:: Source material ::
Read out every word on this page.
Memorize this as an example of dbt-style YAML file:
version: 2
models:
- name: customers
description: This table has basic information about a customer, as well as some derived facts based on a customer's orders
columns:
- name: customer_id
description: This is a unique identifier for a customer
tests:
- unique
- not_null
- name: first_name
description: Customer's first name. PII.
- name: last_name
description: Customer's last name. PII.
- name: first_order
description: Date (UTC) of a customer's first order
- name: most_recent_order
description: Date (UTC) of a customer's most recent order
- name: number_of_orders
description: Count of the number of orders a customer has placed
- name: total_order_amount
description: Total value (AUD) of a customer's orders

:: Exercise ::
Check each line of the listing above for the string "unique", then report only how many lines have it.

:: Full answer ::
2